Problem to work on
Each record is to be transcribed exactly.

Given data
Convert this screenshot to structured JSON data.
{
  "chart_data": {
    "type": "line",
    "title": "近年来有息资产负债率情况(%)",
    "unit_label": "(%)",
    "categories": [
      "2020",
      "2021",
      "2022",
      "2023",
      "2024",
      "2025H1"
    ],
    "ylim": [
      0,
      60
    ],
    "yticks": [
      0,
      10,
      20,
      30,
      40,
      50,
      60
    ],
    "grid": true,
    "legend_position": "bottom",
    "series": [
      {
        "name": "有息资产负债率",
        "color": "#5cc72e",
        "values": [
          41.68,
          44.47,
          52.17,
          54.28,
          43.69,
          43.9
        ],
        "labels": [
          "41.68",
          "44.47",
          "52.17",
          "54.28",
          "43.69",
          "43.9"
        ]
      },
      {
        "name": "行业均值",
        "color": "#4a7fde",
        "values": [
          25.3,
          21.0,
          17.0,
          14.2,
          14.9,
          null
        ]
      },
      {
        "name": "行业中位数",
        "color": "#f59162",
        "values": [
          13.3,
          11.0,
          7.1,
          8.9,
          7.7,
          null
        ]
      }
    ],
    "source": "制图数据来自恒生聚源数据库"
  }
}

Exercise response
Convert this screenshot to structured JSON data.
{
  "chart_data": {
    "type": "line",
    "title": "近年来有息资产负债率情况(%)",
    "unit_label": "(%)",
    "categories": [
      "2020",
      "2021",
      "2022",
      "2023",
      "2024",
      "2025H1"
    ],
    "ylim": [
      0,
      60
    ],
    "yticks": [
      0,
      10,
      20,
      30,
      40,
      50,
      60
    ],
    "grid": true,
    "legend_position": "bottom",
    "series": [
      {
        "name": "有息资产负债率",
        "color": "#5cc72e",
        "values": [
          41.68,
          44.47,
          52.17,
          54.28,
          43.69,
          43.9
        ],
        "labels": [
          "41.68",
          "44.47",
          "52.17",
          "54.28",
          "43.69",
          "43.9"
        ]
      },
      {
        "name": "行业均值",
        "color": "#4a7fde",
        "values": [
          25.3,
          21.0,
          17.0,
          14.2,
          14.9,
          null
        ]
      },
      {
        "name": "行业中位数",
        "color": "#f59162",
        "values": [
          13.3,
          11.0,
          7.1,
          8.9,
          7.7,
          null
        ]
      }
    ],
    "source": "制图数据来自恒生聚源数据库"
  }
}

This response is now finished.